Veado Assassino, 112 páginas, é da Cia. das Letras.
Um garoto de dezesseis anos matou Jair Bolsonaro e agora está conversando com alguém a respeito disso, respondendo perguntas sobre a própria vida, sobre a família, a escola, a sexualidade, etc. O moleque se chama Renato, “o renascido” — Nazarian escolhe nomes com cuidado (em Neve Negra, os personagens eram Bruno e Alvinho, escuro e claro).
Quase não fiz esta resenha. Por quê? Porque o livro é todo em diálogos. Basicamente não tem enredo, não tem narrador, não tem narrativa, não tem descrições, a língua é toda oralizada…
Como o tema era o ódio de parte da população à figura de Bolsonaro, com as acusações arquiconhecidas de homofobia, machismo, racismo, etc, fiquei com medo de que o resultado fosse panfletário ou didático, mais uma obra para a lista das que pretendem tratar literariamente a experiência política dos últimos anos. Mas achei que o autor conseguiu escapar dessa armadilha. O uso intenso da ironia nos diálogos evita que se tornem didáticos.
O que temos é um relato realista da vida de um adolescente confuso, com enorme dificuldade em lidar com a amizade, a sexualidade, a família, a violência. Uma existência ensimesmada e vazia. Um jovem perdido, que não consegue gostar de nada, prematuramente cínico, sem nenhum interesse pelo mundo. A época da vida que deveria ser cheia de descobertas, interesses, voltada para a criação de si mesmo, aparece invertida de forma demoníaca, cheia de niilismo tolo e voltada para a destruição de si mesmo.
● ● ● ●
Segundo o texto, como se chama o garoto de dezesseis anos que matou Jair Bolsonaro? O material abaixo não é necessário para responder.

_MATERIAL FORNECIDO_
● ● ● ●
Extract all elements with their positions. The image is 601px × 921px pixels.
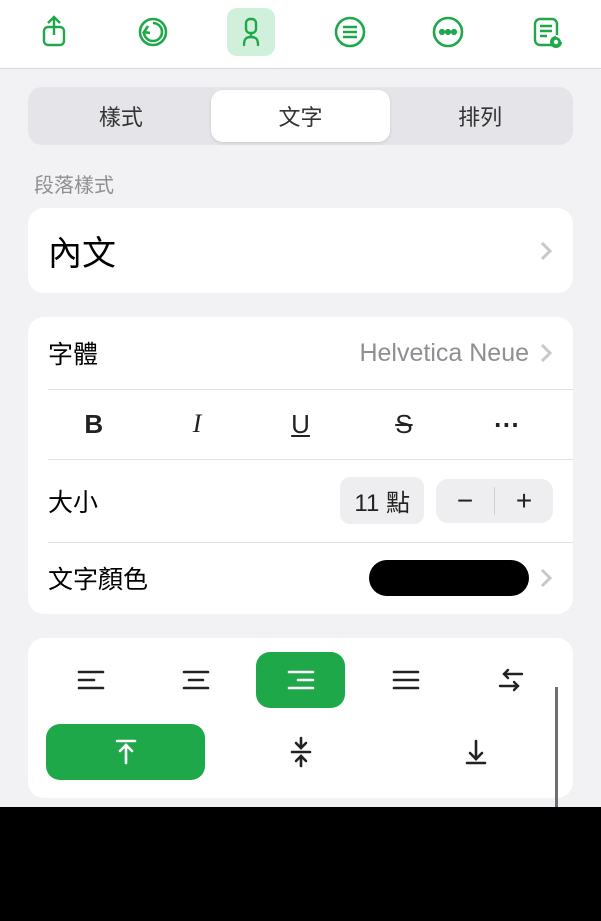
● ● ● ●
_RESPOSTA_
Renato.